** start of DATASET EXTRACT **

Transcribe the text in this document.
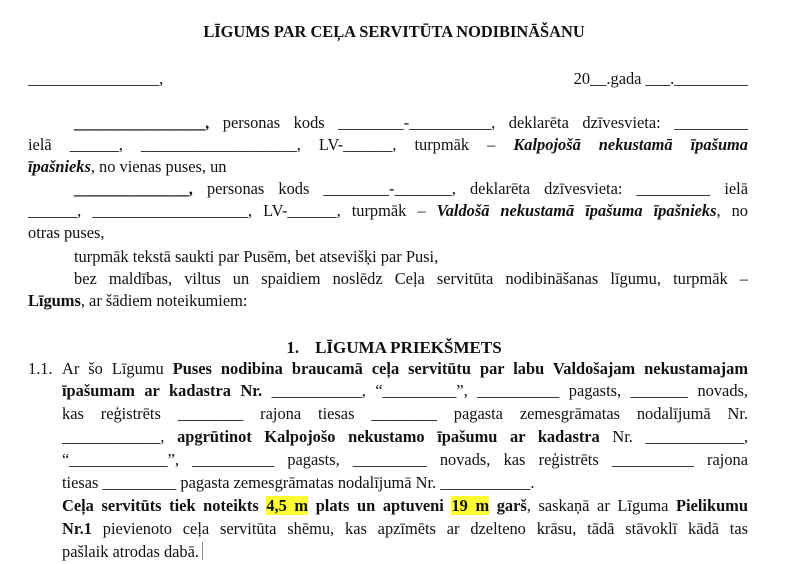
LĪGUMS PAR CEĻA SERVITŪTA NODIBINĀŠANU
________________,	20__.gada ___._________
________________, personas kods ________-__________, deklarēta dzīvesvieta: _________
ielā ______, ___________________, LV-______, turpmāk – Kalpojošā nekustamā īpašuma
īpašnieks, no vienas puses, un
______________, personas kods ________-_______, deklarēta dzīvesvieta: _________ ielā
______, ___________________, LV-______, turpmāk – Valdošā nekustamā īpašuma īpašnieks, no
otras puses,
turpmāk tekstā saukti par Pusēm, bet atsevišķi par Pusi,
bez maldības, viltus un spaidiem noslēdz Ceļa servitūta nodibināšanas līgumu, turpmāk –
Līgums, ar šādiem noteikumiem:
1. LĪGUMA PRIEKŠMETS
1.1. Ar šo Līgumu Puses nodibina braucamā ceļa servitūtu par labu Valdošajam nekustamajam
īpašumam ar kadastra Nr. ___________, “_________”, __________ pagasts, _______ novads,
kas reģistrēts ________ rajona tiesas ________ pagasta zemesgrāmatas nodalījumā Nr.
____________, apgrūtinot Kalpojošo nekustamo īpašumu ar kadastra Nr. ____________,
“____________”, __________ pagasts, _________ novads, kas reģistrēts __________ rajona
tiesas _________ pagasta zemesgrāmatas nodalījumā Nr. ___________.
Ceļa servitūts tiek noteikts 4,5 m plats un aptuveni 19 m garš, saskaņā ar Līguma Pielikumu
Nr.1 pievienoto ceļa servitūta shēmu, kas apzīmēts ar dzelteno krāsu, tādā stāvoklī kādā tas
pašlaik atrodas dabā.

** end of DATASET EXTRACT **

§ **WHAT IS NEEDED**: In the records above, locate the lines holding the word "kods". Copy each of them.

§ **CORRECT OUTPUT**:
________________, personas kods ________-__________, deklarēta dzīvesvieta: _________
______________, personas kods ________-_______, deklarēta dzīvesvieta: _________ ielā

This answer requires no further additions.